◆ WHAT THIS TASK INVOLVES ◆
Return every line of the data below that includes the string "under".

◆ RECORDS FOR THE EXERCISE ◆
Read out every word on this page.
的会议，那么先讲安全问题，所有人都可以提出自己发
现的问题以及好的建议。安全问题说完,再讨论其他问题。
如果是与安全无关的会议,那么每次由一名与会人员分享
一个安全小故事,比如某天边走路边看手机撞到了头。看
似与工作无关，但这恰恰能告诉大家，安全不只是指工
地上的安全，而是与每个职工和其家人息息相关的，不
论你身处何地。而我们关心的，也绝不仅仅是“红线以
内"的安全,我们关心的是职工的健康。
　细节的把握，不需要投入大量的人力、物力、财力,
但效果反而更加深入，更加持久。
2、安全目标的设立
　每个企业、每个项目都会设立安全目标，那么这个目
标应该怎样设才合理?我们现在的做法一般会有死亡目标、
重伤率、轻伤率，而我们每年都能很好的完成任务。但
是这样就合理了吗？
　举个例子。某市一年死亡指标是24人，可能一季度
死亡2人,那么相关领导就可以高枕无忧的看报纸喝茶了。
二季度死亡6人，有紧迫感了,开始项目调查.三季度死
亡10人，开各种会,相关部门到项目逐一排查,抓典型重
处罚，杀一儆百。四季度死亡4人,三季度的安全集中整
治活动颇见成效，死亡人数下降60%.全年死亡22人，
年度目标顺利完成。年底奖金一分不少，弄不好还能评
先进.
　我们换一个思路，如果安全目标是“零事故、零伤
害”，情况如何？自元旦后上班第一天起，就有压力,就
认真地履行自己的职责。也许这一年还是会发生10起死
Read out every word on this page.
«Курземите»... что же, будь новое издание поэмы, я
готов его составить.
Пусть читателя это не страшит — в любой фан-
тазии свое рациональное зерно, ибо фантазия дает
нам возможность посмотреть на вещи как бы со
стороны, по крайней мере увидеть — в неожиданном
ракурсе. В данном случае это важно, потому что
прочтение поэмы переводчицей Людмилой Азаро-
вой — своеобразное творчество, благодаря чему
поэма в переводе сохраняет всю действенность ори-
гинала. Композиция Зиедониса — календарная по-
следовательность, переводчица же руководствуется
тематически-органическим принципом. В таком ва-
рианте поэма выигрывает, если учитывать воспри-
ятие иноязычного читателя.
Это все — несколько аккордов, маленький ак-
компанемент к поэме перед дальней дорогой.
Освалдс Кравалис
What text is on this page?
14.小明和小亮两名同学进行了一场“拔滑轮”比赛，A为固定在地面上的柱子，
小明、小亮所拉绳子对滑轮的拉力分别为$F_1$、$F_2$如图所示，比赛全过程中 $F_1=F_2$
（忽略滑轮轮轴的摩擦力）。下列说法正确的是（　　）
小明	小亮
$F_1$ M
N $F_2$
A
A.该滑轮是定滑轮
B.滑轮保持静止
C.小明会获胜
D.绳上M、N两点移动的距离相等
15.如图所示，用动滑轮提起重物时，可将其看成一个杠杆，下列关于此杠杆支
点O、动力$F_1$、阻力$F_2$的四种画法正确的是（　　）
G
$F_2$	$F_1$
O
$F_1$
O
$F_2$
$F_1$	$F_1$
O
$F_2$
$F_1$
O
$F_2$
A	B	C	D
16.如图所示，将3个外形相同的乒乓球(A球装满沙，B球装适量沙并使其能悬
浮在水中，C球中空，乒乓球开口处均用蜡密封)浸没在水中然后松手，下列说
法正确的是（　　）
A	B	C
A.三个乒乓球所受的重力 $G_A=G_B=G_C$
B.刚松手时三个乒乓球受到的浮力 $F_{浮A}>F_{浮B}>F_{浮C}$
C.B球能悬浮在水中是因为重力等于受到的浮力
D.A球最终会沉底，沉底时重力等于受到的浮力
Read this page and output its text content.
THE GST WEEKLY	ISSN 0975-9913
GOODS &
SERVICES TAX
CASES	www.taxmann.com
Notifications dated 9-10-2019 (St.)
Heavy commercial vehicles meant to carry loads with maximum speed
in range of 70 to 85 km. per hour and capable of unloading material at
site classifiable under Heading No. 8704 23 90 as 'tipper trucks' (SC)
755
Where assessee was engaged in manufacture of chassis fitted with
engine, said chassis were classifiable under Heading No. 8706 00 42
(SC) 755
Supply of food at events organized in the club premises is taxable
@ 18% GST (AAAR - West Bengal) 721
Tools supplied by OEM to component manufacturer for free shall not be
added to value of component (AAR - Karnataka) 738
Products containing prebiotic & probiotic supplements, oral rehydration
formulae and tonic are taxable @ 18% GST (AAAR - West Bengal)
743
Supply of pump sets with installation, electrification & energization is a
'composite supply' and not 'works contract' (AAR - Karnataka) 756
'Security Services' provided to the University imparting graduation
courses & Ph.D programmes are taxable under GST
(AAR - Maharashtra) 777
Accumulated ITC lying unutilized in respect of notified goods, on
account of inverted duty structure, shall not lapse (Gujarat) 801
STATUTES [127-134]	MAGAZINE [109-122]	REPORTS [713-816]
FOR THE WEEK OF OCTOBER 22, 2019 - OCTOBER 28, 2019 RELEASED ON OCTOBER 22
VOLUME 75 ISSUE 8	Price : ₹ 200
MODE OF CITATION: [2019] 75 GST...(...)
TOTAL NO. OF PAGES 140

◆ THE RESULT ◆
site classifiable under Heading No. 8704 23 90 as 'tipper trucks' (SC)
engine, said chassis were classifiable under Heading No. 8706 00 42
courses & Ph.D programmes are taxable under GST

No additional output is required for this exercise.